Extracted data entries:
--- begin ---

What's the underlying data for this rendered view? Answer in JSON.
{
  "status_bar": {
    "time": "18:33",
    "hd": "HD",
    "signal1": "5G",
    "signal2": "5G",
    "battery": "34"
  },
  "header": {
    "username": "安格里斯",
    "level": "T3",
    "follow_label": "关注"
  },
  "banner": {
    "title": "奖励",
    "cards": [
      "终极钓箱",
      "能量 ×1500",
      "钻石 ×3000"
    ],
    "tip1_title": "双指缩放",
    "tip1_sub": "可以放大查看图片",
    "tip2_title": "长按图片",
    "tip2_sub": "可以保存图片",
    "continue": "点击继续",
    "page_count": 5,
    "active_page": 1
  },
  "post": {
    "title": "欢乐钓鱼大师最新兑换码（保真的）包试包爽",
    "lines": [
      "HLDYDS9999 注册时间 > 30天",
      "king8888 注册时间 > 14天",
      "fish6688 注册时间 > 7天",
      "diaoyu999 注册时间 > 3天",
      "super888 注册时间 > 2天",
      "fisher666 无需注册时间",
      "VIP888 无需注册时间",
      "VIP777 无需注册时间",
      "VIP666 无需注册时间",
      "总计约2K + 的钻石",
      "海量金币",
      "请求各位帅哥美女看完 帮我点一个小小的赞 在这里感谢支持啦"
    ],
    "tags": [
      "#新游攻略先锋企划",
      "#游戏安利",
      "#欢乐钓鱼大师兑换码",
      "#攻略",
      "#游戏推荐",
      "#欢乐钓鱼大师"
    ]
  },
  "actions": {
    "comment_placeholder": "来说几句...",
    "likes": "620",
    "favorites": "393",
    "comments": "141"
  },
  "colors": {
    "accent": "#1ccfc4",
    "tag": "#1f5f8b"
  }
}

--- end ---

Requirement
Look over the material above and show each line where "无需注册时间" appears.

Solution
      "fisher666 无需注册时间",
      "VIP888 无需注册时间",
      "VIP777 无需注册时间",
      "VIP666 无需注册时间",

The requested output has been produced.